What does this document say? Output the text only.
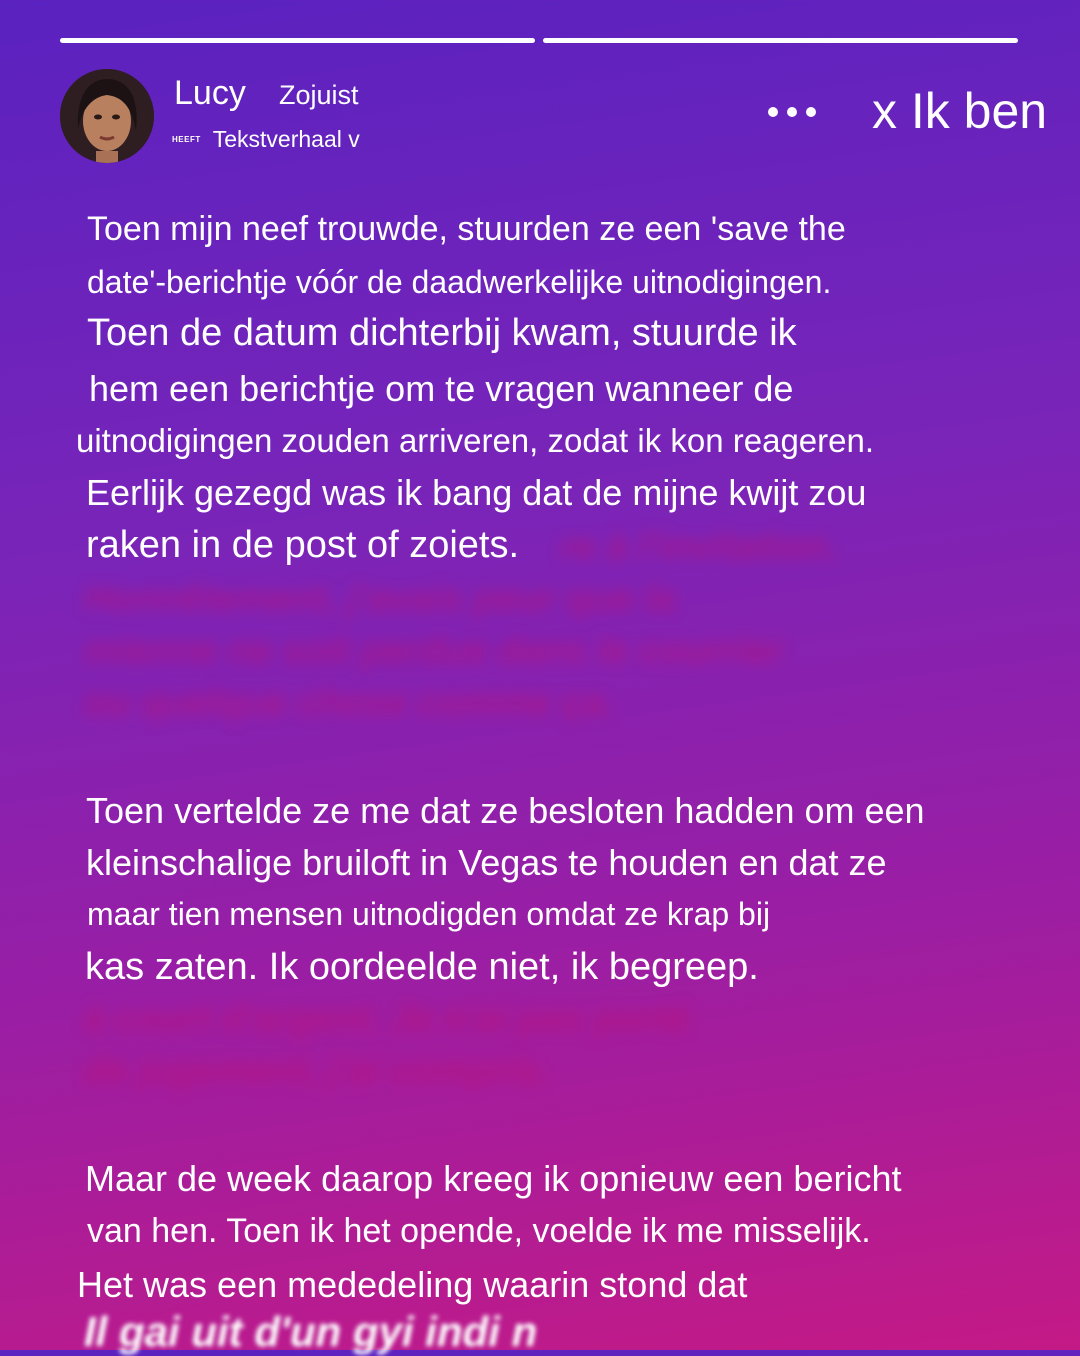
Lucy Zojuist
HEEFT Tekstverhaal v	x Ik ben
re à l'invitation.
Honnêtement, j'avais peur que la
mienne ne soit perdue dans le courrier
ou quelque chose comme ça.
à court d'argent. Je n'ai pas porté
de jugement, j'ai compris.
Toen mijn neef trouwde, stuurden ze een 'save the
date'-berichtje vóór de daadwerkelijke uitnodigingen.
Toen de datum dichterbij kwam, stuurde ik
hem een berichtje om te vragen wanneer de
uitnodigingen zouden arriveren, zodat ik kon reageren.
Eerlijk gezegd was ik bang dat de mijne kwijt zou
raken in de post of zoiets.
Toen vertelde ze me dat ze besloten hadden om een
kleinschalige bruiloft in Vegas te houden en dat ze
maar tien mensen uitnodigden omdat ze krap bij
kas zaten. Ik oordeelde niet, ik begreep.
Maar de week daarop kreeg ik opnieuw een bericht
van hen. Toen ik het opende, voelde ik me misselijk.
Het was een mededeling waarin stond dat
Il gai uit d'un gyi indi n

TASK BRIEF >>
Skipping the pictures, transcribe each line above exactly as it appears.

RESPONSE >>
What does this document say? Output the text only.
Lucy Zojuist
HEEFT Tekstverhaal v	x Ik ben
re à l'invitation.
Honnêtement, j'avais peur que la
mienne ne soit perdue dans le courrier
ou quelque chose comme ça.
à court d'argent. Je n'ai pas porté
de jugement, j'ai compris.
Toen mijn neef trouwde, stuurden ze een 'save the
date'-berichtje vóór de daadwerkelijke uitnodigingen.
Toen de datum dichterbij kwam, stuurde ik
hem een berichtje om te vragen wanneer de
uitnodigingen zouden arriveren, zodat ik kon reageren.
Eerlijk gezegd was ik bang dat de mijne kwijt zou
raken in de post of zoiets.
Toen vertelde ze me dat ze besloten hadden om een
kleinschalige bruiloft in Vegas te houden en dat ze
maar tien mensen uitnodigden omdat ze krap bij
kas zaten. Ik oordeelde niet, ik begreep.
Maar de week daarop kreeg ik opnieuw een bericht
van hen. Toen ik het opende, voelde ik me misselijk.
Het was een mededeling waarin stond dat
Il gai uit d'un gyi indi n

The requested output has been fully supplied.